++++ PASSAGE TO READ ++++
First, we would note, that while other courts have adopted the Hargrave distinction in relation to the comity inquiry, see Appling County v. Municipal Elec. Auth., 621 F.2d 1801, 1804 (5th Cir.), cert. denied, 449 U.S. 1015, 101 S.Ct. 574, 66 L.Ed.2d 474 (1980), the Hargrave court itself did not address that question, and indeed, expressed doubt about the propriety of federal court interference in state tax matters, stating:
Our holding here in no way intimates an opinion upon the question of whether the federal courts, in the exercise of their discretion, should take jurisdiction of this claim. We merely decide that Congress has not expressly rendered the federal judiciary incompetent to adjudicate this dispute. We note that serious questions of federalism inhere in this claim for relief.
413 F.2d at 327.5
Second, while ultimately respondents claim they seek to force the collection of additional taxes, the interference by the federal courts into the state tax system is the same in degree and kind as a suit seeking to enjoin a state tax; and the expense to the state in defending the action is identical. Accordingly, we find the Har-grave distinction, at least under these circumstances, unpersuasive.
In fact, it appears clear that the factors which led the Court in Fair Assessment to hold that a § 1983 claim for damages could not be maintained compels a like result in respondents’ case. Initially, it is noteworthy that the district court would be forced to issue a declaratory judgment finding that virtually all property owners in the state of Kentucky had been deprived of their right to equal protection under the United States Constitution by the manner in which petitioners administered the state tax system. While respondents insist that such a ruling would work no damage to the-fiscal system of the state — since the remedy would be reassessment of those who have been underassessed, rather than refunds to respondents — we cannot logically conclude that no harm would result from a ruling that property assessments have been unconstitutionally administered for years. As stated in Perez v. Ledesma:
The special reasons justifying the policy of federal noninterference with state tax collection are obvious. The procedures for mass assessment and collection of state taxes and for administration and adjudication of taxpayers’ disputes with tax officials are generally complex and necessarily designed to operate according to established rules. State tax agencies are organized to discharge their responsibilities in accordance with the state procedures. If federal declaratory relief were available to test state tax assessments, state tax administration might be thrown into disarray, and taxpayers might escape the ordinary procedural reguirements imposed by state law. During the pendency of the federal suit the collection of revenue under the challenged law might be obstructed, with consequent damage to the State’s budget, and perhaps a shift to the State of the risk of taxpayer insolvency. Moreover, federal constitutional issues are likely to turn on questions of state tax law, which, like issues of state regu*1009latory law, are more properly heard in the state courts.
++++
## DIRECTIVES
A. Print the part of the court passage that begins at the words "413 F.2d at" and stops after "these circumstances, unpersuasive.".
B. Answer these questions about the court passage, one a line, marking your answers (i), (ii), (iii):
(i) Which circuit decided Appling County v. Municipal Elec. Auth.?
(ii) In which state would the district court have to find that virtually all property owners had been deprived of equal protection?
(iii) According to the quote from Perez v. Ledesma, which courts should more properly hear federal constitutional issues that turn on questions of state tax law?
Use nothing but the court passage to respond.
++++ RECORDS PROVIDED ++++
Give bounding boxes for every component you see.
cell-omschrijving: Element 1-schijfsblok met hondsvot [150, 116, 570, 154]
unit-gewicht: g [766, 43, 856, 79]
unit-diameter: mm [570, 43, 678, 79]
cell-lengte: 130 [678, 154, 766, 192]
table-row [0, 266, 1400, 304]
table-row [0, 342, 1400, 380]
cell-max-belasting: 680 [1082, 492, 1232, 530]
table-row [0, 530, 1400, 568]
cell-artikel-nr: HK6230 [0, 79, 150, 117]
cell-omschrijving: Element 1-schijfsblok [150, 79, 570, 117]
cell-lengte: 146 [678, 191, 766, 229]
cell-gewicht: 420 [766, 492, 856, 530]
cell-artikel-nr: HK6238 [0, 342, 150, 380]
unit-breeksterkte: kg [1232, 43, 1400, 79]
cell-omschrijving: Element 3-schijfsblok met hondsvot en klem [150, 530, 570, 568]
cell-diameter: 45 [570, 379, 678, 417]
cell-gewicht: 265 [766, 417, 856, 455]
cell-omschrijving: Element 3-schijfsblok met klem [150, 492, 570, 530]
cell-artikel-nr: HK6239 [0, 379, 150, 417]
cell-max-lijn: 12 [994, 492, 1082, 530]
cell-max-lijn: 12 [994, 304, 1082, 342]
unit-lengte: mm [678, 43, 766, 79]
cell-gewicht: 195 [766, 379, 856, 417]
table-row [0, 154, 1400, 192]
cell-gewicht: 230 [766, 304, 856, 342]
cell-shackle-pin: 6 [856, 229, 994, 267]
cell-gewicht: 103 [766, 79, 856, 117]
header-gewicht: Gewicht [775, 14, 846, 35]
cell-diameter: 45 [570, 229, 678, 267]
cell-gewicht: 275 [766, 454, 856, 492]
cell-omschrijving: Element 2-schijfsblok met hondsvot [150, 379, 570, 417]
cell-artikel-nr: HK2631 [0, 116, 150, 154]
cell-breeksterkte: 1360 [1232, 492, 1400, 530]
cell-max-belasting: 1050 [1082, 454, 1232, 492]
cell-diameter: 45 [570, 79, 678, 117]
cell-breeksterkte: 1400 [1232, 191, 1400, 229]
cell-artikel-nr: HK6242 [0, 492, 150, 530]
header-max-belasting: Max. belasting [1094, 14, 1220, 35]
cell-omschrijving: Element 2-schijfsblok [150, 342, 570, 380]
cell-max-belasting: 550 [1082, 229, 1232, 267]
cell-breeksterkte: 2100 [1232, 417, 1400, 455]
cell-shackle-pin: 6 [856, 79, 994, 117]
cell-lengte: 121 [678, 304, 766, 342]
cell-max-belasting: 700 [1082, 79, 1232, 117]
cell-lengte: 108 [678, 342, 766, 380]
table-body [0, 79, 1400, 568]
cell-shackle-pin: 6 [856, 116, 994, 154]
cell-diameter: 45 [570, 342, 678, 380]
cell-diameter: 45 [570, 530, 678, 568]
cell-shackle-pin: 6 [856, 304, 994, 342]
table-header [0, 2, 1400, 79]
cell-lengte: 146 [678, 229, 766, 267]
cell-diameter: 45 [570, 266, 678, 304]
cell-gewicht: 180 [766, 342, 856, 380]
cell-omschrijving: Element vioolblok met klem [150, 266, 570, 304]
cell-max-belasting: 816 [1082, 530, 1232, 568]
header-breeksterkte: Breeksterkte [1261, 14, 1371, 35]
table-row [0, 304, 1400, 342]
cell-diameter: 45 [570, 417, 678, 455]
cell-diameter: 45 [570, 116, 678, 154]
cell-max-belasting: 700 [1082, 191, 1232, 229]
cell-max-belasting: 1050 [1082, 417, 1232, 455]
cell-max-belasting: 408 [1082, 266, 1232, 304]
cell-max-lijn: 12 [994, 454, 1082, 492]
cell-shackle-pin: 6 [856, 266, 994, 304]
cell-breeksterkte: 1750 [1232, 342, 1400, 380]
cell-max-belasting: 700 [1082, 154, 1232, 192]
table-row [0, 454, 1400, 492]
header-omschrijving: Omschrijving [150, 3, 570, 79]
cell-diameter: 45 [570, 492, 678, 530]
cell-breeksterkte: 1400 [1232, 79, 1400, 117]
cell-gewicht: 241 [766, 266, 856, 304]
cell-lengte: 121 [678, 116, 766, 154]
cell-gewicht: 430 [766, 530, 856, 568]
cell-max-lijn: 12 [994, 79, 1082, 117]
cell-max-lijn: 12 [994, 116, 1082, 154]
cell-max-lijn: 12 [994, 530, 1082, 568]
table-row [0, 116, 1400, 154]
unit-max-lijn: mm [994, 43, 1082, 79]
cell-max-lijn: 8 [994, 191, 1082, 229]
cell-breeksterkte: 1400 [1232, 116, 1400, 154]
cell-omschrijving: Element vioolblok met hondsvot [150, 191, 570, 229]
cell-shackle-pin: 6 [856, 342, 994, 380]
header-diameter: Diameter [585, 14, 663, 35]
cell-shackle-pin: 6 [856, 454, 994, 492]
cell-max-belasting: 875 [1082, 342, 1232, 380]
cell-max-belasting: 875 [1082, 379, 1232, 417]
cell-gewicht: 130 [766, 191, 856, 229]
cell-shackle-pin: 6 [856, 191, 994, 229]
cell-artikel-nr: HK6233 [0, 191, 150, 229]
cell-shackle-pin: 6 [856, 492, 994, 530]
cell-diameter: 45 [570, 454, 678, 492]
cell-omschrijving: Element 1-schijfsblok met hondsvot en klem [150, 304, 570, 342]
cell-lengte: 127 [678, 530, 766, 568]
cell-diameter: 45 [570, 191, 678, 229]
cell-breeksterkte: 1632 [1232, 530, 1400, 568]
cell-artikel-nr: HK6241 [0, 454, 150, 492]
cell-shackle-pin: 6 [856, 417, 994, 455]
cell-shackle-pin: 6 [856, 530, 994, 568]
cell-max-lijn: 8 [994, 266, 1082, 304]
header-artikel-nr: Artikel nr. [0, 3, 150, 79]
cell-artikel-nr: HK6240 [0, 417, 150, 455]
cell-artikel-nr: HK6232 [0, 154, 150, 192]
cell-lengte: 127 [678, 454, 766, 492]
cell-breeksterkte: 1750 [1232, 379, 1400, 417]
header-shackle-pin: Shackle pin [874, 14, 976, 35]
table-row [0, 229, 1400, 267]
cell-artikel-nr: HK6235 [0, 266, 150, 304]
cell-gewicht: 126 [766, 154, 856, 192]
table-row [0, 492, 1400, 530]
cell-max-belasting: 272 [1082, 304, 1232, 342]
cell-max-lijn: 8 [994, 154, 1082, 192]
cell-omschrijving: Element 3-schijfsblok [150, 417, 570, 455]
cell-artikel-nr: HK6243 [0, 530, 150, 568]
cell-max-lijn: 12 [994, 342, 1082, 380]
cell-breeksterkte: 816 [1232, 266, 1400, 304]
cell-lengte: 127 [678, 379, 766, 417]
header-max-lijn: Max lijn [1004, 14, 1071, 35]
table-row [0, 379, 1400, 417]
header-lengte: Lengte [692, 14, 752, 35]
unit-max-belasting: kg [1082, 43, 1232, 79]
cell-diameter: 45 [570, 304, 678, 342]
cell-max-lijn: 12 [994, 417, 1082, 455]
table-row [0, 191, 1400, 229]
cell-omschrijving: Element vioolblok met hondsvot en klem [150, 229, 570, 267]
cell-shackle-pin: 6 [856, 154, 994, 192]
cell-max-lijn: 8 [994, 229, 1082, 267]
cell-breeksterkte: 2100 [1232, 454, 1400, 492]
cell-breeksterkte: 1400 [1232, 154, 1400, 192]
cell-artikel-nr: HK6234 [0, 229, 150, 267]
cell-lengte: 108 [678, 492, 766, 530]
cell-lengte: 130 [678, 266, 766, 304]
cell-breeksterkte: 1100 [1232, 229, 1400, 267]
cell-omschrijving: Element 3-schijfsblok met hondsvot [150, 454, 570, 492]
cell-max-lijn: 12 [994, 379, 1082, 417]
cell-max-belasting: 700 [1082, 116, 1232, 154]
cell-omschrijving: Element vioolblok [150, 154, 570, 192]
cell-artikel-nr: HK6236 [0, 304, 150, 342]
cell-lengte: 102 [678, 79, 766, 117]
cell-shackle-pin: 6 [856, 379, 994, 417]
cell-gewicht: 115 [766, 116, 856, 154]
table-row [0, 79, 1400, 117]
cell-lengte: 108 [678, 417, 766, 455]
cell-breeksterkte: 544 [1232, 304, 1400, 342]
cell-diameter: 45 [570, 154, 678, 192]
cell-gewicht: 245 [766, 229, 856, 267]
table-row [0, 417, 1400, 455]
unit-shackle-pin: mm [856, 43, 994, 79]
++++
## SOLUTIONS BY TASK
A.
413 F.2d at 327.5
Second, while ultimately respondents claim they seek to force the collection of additional taxes, the interference by the federal courts into the state tax system is the same in degree and kind as a suit seeking to enjoin a state tax; and the expense to the state in defending the action is identical. Accordingly, we find the Har-grave distinction, at least under these circumstances, unpersuasive.

B.
(i) The Fifth Circuit
(ii) Kentucky
(iii) The state courts